Stored data entries »
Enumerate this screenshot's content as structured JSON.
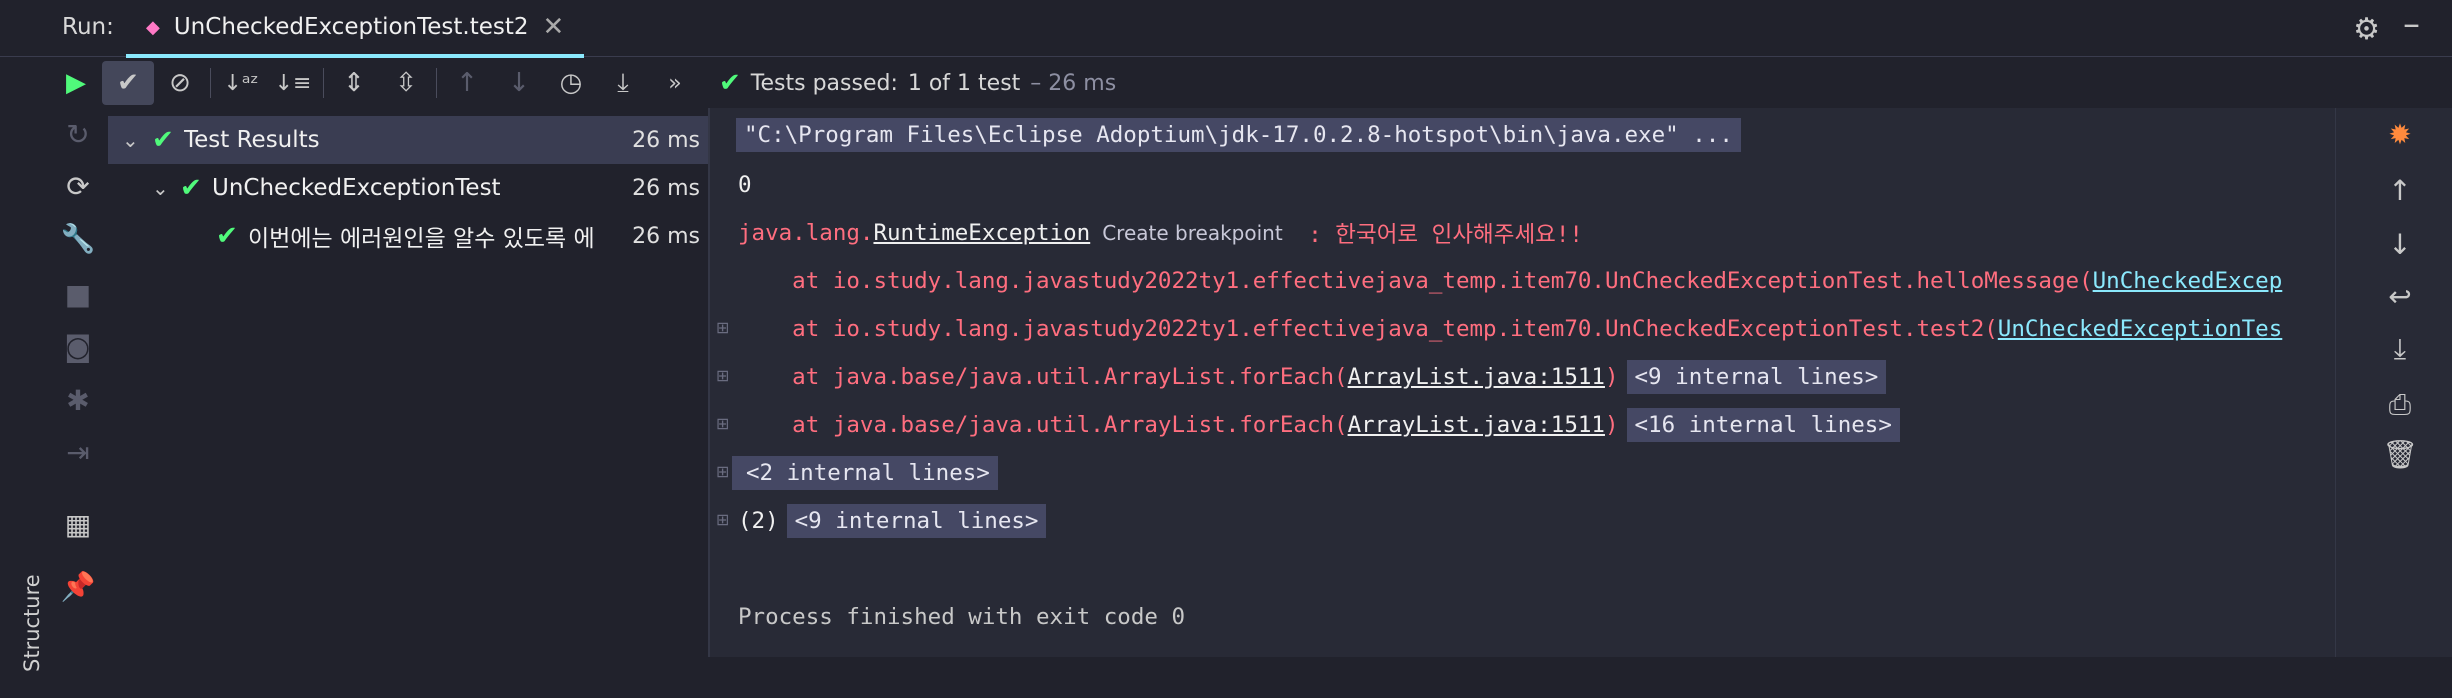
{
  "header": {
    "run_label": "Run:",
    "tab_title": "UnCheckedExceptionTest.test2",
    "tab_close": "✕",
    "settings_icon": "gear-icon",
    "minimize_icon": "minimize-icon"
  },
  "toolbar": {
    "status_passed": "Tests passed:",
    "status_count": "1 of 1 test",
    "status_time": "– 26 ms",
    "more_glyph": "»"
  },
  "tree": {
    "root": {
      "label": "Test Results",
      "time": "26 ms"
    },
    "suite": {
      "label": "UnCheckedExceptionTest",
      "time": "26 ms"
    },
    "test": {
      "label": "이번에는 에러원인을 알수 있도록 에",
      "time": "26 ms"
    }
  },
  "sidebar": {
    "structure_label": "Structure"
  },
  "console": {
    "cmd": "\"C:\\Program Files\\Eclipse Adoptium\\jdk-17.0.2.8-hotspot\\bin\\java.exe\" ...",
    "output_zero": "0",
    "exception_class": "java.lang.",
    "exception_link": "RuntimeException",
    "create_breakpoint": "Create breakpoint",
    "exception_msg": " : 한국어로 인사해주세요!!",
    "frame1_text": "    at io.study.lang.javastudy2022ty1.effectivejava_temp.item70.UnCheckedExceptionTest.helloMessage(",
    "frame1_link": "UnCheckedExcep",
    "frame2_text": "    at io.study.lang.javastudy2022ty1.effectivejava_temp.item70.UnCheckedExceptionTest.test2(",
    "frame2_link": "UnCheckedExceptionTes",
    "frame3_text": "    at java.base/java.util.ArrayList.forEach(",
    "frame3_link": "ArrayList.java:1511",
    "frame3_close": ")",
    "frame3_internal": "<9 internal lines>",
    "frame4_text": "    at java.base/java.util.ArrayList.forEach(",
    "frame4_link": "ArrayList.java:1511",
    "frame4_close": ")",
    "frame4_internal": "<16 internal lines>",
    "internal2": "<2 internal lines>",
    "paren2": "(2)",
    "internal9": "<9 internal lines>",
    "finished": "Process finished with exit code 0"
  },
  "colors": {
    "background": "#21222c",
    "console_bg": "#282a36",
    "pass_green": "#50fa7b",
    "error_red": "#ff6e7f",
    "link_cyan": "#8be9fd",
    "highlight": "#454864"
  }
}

DIRECTIONS FOR THIS TASK » Every entry above should be duplicated exactly. Do not include the images.

EXPECTED ANSWER »
Enumerate this screenshot's content as structured JSON.
{
  "header": {
    "run_label": "Run:",
    "tab_title": "UnCheckedExceptionTest.test2",
    "tab_close": "✕",
    "settings_icon": "gear-icon",
    "minimize_icon": "minimize-icon"
  },
  "toolbar": {
    "status_passed": "Tests passed:",
    "status_count": "1 of 1 test",
    "status_time": "– 26 ms",
    "more_glyph": "»"
  },
  "tree": {
    "root": {
      "label": "Test Results",
      "time": "26 ms"
    },
    "suite": {
      "label": "UnCheckedExceptionTest",
      "time": "26 ms"
    },
    "test": {
      "label": "이번에는 에러원인을 알수 있도록 에",
      "time": "26 ms"
    }
  },
  "sidebar": {
    "structure_label": "Structure"
  },
  "console": {
    "cmd": "\"C:\\Program Files\\Eclipse Adoptium\\jdk-17.0.2.8-hotspot\\bin\\java.exe\" ...",
    "output_zero": "0",
    "exception_class": "java.lang.",
    "exception_link": "RuntimeException",
    "create_breakpoint": "Create breakpoint",
    "exception_msg": " : 한국어로 인사해주세요!!",
    "frame1_text": "    at io.study.lang.javastudy2022ty1.effectivejava_temp.item70.UnCheckedExceptionTest.helloMessage(",
    "frame1_link": "UnCheckedExcep",
    "frame2_text": "    at io.study.lang.javastudy2022ty1.effectivejava_temp.item70.UnCheckedExceptionTest.test2(",
    "frame2_link": "UnCheckedExceptionTes",
    "frame3_text": "    at java.base/java.util.ArrayList.forEach(",
    "frame3_link": "ArrayList.java:1511",
    "frame3_close": ")",
    "frame3_internal": "<9 internal lines>",
    "frame4_text": "    at java.base/java.util.ArrayList.forEach(",
    "frame4_link": "ArrayList.java:1511",
    "frame4_close": ")",
    "frame4_internal": "<16 internal lines>",
    "internal2": "<2 internal lines>",
    "paren2": "(2)",
    "internal9": "<9 internal lines>",
    "finished": "Process finished with exit code 0"
  },
  "colors": {
    "background": "#21222c",
    "console_bg": "#282a36",
    "pass_green": "#50fa7b",
    "error_red": "#ff6e7f",
    "link_cyan": "#8be9fd",
    "highlight": "#454864"
  }
}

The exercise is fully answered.